> **Aim**
Return every line of the listing below unchanged, character for character.

----

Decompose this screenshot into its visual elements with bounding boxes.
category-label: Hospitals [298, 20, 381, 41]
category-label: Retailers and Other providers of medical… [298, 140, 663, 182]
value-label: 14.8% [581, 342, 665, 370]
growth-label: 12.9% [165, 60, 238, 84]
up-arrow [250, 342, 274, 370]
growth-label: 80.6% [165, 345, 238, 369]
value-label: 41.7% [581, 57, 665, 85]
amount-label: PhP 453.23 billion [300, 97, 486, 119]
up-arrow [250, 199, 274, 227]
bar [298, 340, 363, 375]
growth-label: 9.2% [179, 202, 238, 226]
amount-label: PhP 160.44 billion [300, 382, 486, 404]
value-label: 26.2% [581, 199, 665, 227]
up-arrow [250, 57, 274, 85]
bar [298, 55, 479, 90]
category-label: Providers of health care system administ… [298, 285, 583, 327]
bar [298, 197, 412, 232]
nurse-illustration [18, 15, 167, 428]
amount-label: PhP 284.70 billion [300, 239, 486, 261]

----

> **Response to the task**
Decompose this screenshot into its visual elements with bounding boxes.
category-label: Hospitals [298, 20, 381, 41]
category-label: Retailers and Other providers of medical… [298, 140, 663, 182]
value-label: 14.8% [581, 342, 665, 370]
growth-label: 12.9% [165, 60, 238, 84]
up-arrow [250, 342, 274, 370]
growth-label: 80.6% [165, 345, 238, 369]
value-label: 41.7% [581, 57, 665, 85]
amount-label: PhP 453.23 billion [300, 97, 486, 119]
up-arrow [250, 199, 274, 227]
bar [298, 340, 363, 375]
growth-label: 9.2% [179, 202, 238, 226]
amount-label: PhP 160.44 billion [300, 382, 486, 404]
value-label: 26.2% [581, 199, 665, 227]
up-arrow [250, 57, 274, 85]
bar [298, 55, 479, 90]
category-label: Providers of health care system administ… [298, 285, 583, 327]
bar [298, 197, 412, 232]
nurse-illustration [18, 15, 167, 428]
amount-label: PhP 284.70 billion [300, 239, 486, 261]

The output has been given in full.